● Material provided
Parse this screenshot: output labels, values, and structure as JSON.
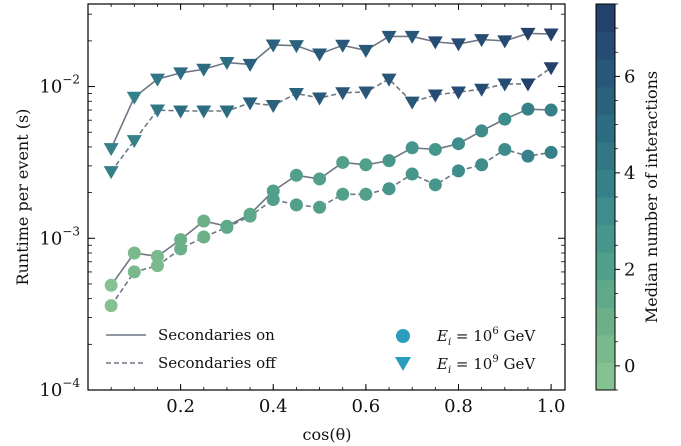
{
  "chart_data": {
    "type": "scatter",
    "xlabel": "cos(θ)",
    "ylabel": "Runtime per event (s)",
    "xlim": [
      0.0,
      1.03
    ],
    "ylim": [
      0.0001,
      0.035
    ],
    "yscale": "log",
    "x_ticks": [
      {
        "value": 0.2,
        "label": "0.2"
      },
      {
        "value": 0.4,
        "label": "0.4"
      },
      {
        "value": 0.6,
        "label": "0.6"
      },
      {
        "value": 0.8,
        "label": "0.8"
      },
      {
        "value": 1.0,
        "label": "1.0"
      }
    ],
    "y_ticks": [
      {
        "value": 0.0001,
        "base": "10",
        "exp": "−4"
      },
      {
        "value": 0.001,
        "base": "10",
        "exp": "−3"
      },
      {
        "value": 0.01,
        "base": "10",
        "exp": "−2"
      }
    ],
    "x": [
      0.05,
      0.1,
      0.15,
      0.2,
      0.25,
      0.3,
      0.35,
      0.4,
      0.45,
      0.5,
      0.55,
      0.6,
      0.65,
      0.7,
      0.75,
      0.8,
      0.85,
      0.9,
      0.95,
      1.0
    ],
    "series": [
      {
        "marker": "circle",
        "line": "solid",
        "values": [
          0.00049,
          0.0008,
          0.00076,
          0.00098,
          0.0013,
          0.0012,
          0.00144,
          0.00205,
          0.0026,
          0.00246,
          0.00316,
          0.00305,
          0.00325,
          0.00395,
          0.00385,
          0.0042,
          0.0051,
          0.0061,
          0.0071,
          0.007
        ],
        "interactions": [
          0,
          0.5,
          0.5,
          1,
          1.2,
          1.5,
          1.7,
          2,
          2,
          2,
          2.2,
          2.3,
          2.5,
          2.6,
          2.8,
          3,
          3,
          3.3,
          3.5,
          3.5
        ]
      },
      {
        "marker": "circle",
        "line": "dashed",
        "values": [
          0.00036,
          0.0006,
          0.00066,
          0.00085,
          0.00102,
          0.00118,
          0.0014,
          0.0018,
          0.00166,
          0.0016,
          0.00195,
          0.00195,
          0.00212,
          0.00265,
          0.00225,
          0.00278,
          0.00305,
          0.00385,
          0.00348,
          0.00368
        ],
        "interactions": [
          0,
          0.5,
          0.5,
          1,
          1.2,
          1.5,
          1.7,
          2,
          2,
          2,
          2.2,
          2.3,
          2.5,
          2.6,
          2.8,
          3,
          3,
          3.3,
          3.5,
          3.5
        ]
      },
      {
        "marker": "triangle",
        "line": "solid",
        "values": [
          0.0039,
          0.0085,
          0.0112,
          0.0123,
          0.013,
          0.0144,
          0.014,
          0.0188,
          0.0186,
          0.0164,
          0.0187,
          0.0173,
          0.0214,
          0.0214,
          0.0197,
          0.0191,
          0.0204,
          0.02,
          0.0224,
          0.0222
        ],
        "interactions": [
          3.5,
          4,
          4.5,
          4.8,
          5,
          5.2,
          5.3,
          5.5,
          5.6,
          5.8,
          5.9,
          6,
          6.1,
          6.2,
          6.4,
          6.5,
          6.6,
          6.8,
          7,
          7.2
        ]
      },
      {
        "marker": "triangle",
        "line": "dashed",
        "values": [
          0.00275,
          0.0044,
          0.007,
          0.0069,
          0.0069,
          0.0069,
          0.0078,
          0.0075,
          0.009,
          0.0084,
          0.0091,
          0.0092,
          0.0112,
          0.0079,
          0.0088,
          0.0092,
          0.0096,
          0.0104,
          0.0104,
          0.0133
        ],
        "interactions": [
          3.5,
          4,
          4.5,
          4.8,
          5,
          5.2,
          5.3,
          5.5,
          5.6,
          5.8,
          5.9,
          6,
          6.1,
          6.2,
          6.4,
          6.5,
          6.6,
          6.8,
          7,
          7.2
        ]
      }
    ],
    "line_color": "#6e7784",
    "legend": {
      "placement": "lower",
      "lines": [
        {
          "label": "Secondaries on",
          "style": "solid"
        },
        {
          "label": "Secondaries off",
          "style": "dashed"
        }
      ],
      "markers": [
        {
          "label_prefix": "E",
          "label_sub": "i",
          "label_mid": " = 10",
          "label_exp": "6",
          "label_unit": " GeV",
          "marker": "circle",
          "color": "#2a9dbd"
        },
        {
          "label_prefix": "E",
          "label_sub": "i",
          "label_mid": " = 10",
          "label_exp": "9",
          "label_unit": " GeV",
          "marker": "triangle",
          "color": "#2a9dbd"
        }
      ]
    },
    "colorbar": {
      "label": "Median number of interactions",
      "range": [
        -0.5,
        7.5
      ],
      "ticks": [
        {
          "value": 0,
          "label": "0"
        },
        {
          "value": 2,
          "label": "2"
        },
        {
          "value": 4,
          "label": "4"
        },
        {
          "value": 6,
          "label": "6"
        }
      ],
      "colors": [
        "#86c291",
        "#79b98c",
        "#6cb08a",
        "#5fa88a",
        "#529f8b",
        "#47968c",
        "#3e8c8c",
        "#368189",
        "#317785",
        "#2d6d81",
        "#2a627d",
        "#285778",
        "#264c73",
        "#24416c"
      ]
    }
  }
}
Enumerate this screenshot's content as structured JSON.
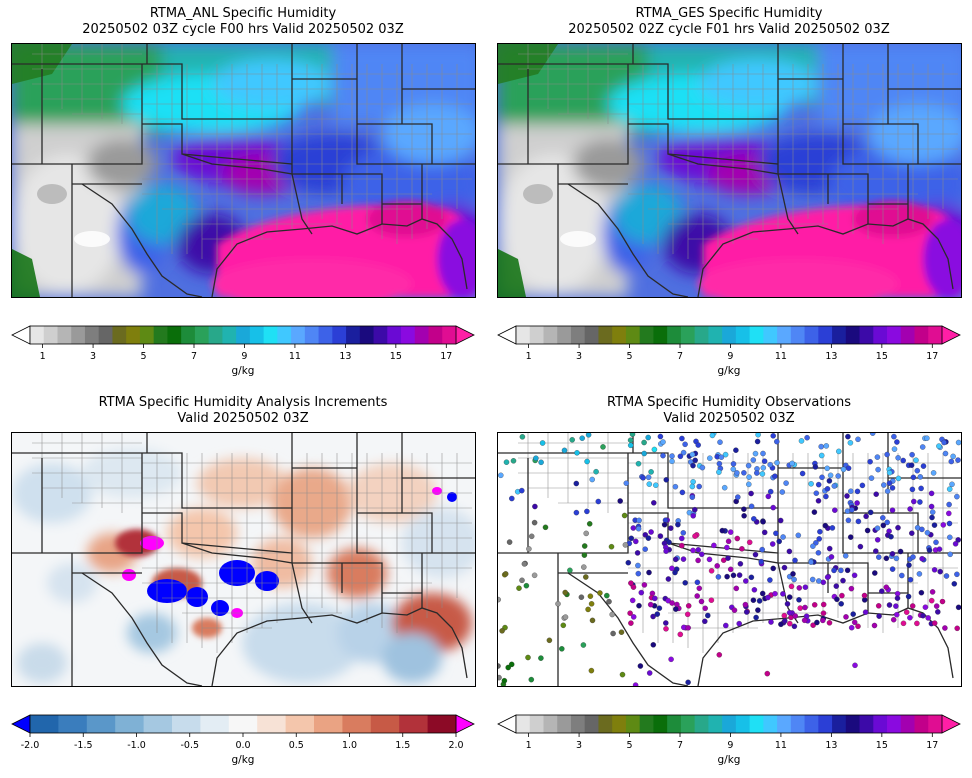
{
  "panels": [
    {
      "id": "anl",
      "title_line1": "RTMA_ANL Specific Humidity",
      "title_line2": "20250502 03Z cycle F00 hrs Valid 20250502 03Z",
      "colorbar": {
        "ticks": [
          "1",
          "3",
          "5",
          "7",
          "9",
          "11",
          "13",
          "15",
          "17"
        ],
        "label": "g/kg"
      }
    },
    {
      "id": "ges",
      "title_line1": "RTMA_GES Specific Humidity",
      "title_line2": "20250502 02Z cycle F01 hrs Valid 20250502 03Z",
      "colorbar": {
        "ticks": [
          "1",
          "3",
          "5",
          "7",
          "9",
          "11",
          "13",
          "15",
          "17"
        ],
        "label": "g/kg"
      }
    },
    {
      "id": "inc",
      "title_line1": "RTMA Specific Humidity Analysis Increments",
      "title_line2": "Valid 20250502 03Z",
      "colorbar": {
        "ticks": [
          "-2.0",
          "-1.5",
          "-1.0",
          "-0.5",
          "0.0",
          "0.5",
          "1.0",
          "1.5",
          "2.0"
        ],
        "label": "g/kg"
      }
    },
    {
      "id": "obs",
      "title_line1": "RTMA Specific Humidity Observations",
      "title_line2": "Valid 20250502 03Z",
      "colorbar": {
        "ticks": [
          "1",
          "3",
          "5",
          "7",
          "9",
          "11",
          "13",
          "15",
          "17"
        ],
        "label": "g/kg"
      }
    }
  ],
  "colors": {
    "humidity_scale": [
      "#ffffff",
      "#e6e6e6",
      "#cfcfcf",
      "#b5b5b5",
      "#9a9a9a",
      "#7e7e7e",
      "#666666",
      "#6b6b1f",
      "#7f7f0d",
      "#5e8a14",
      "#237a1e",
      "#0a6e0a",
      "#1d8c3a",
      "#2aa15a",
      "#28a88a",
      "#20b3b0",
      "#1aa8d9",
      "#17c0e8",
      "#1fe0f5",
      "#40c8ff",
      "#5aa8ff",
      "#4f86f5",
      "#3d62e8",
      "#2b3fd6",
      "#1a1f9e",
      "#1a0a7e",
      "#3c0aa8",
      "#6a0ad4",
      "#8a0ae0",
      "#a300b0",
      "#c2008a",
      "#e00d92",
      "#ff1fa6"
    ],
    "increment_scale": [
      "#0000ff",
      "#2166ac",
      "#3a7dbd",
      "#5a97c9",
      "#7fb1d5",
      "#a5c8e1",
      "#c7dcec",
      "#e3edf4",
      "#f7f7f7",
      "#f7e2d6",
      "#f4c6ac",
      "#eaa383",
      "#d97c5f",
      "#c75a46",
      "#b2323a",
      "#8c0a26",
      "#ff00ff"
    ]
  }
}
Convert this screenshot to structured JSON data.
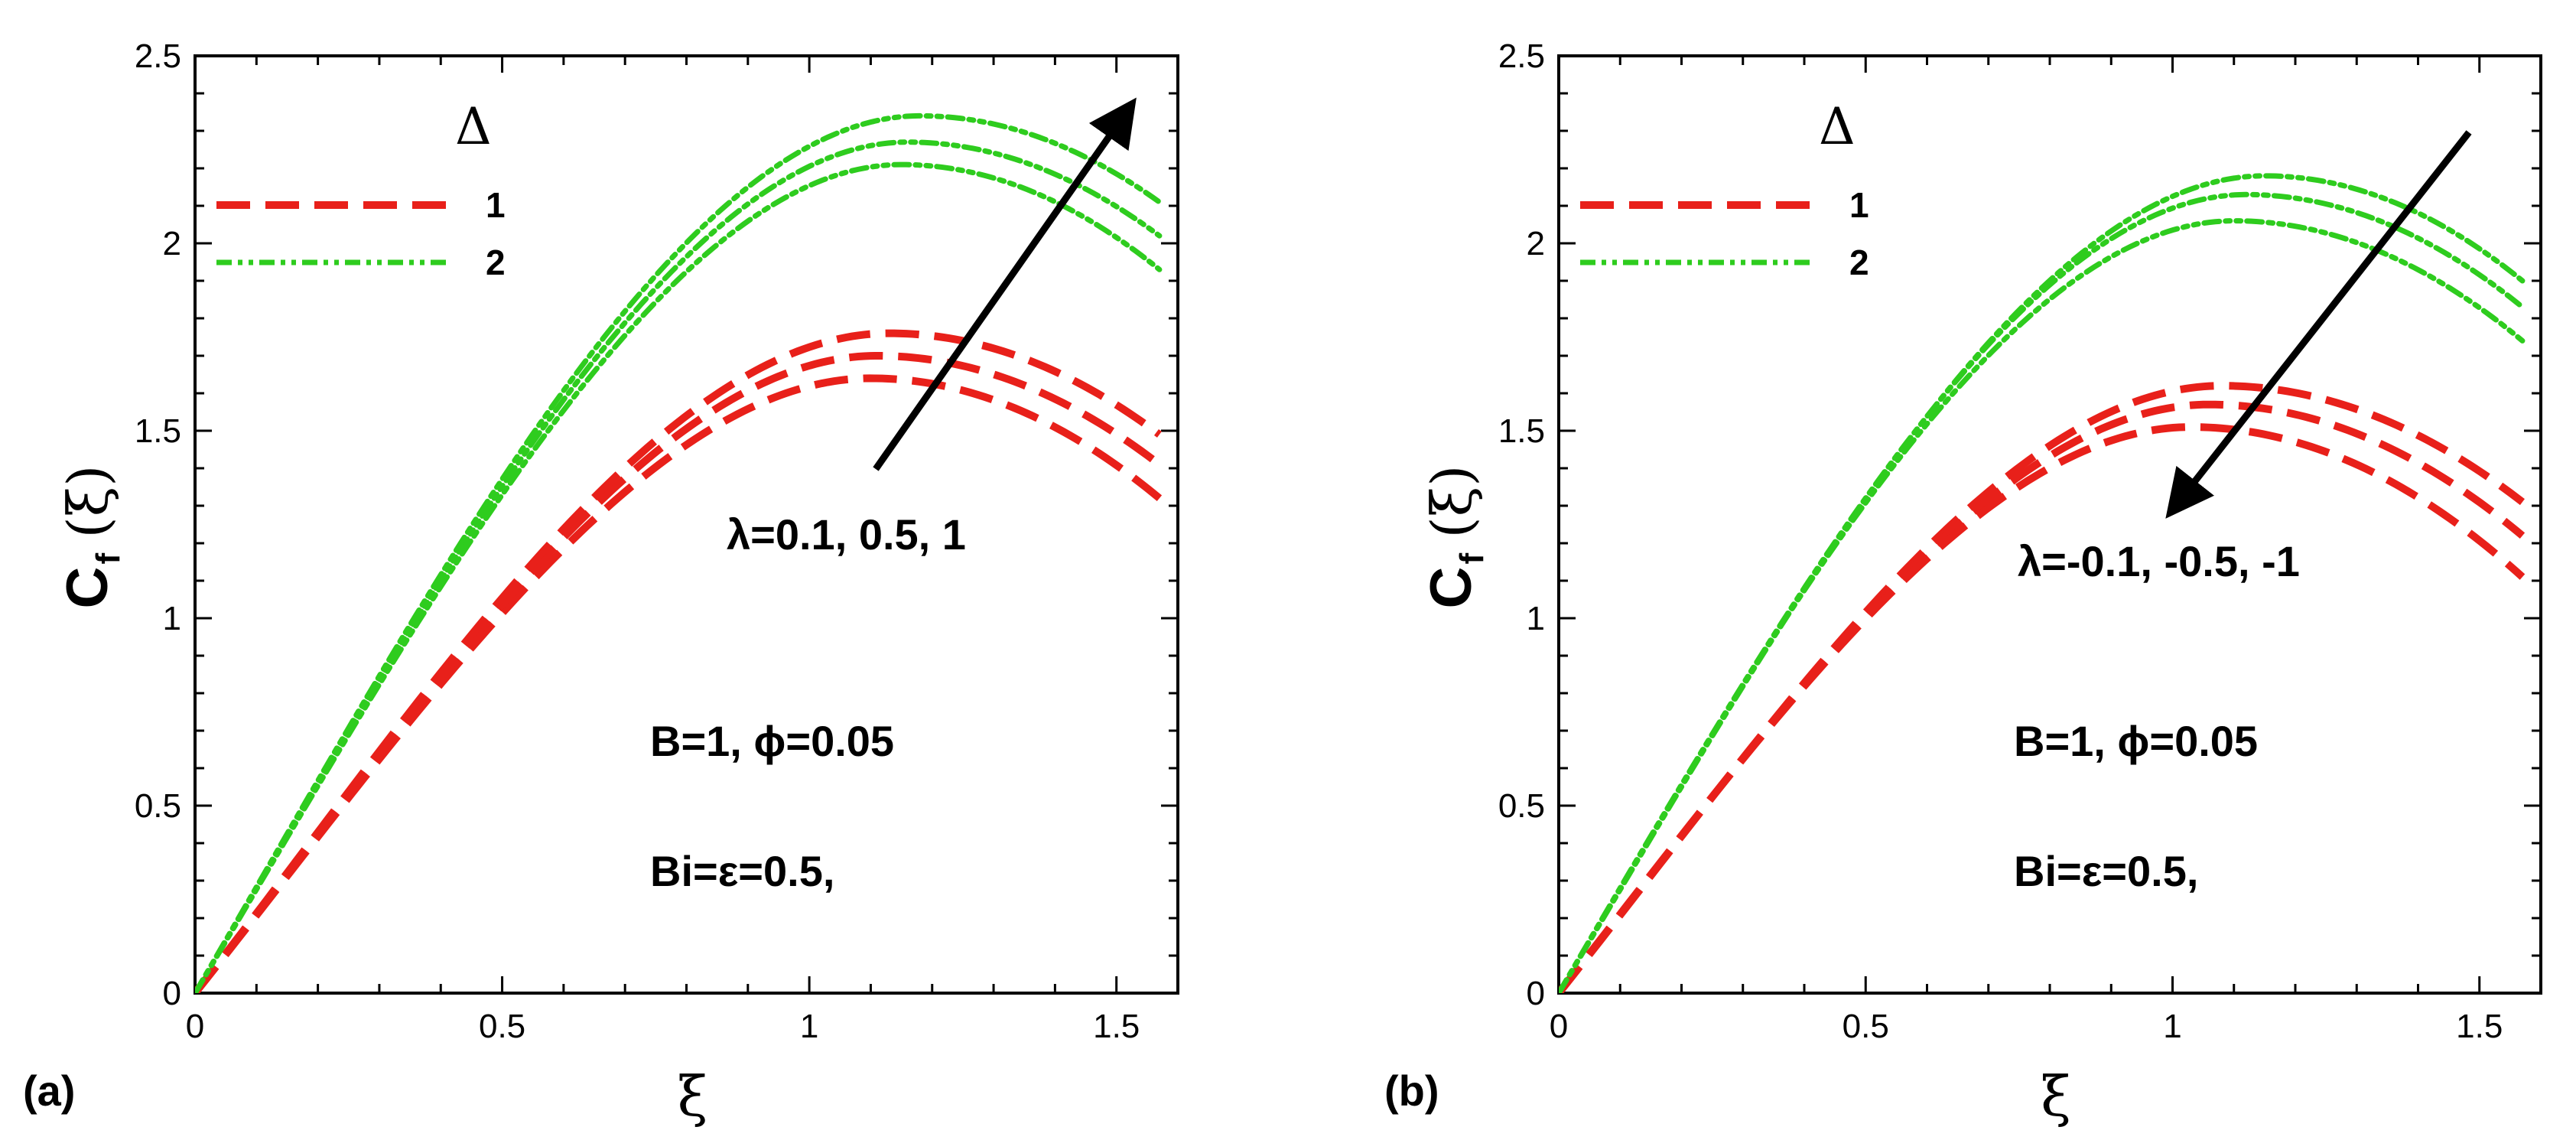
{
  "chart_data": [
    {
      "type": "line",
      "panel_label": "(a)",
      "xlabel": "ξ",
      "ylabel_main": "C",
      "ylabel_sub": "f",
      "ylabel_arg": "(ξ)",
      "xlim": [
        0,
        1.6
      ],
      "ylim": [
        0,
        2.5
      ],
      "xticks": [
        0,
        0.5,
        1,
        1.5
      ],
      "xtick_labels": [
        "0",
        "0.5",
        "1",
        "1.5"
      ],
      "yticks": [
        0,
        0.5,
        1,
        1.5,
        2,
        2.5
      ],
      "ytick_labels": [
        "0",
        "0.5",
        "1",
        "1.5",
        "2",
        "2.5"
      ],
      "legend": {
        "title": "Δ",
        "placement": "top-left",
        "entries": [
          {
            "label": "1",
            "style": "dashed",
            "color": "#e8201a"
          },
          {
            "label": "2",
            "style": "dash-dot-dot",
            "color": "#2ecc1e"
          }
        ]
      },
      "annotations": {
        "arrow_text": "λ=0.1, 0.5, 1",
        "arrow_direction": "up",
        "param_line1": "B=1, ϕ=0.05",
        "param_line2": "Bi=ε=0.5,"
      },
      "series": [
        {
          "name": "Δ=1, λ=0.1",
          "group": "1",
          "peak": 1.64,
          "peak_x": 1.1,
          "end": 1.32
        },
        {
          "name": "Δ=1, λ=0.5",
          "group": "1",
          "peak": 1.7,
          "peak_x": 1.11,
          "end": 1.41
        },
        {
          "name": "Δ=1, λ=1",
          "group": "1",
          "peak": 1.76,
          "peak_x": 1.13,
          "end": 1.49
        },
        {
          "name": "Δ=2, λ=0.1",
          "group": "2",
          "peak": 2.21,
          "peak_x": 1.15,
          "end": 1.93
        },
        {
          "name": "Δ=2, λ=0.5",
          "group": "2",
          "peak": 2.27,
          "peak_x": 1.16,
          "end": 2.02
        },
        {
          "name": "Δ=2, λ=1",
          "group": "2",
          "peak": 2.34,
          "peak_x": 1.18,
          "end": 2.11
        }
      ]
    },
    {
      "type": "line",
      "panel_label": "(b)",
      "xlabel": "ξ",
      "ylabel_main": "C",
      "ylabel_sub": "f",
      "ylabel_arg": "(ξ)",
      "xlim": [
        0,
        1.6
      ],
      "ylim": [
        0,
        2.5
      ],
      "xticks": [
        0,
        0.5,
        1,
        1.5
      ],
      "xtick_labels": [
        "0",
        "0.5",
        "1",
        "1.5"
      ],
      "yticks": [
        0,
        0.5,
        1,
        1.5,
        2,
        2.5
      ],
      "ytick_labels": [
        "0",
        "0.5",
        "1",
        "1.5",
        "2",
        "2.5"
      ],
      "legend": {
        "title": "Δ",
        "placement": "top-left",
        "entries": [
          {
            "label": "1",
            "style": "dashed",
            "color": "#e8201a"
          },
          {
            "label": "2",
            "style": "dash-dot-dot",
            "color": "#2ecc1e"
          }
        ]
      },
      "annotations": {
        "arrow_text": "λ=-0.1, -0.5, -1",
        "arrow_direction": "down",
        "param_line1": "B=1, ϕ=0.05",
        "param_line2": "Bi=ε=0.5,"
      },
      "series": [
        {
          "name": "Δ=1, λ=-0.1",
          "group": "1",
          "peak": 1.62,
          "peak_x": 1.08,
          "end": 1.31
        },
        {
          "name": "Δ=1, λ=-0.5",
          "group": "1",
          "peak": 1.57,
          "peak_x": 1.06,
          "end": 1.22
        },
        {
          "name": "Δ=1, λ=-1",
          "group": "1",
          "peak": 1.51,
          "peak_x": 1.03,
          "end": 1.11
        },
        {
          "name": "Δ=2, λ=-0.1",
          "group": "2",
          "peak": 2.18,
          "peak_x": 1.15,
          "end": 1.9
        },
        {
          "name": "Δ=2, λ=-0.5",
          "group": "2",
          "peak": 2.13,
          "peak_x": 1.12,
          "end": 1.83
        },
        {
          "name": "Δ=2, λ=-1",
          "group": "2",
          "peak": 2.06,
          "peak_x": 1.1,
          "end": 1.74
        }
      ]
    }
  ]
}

● Goal
Counting only lines of the data above that hold "Secondaries", report the total and nothing else.

● Solution to the problem
2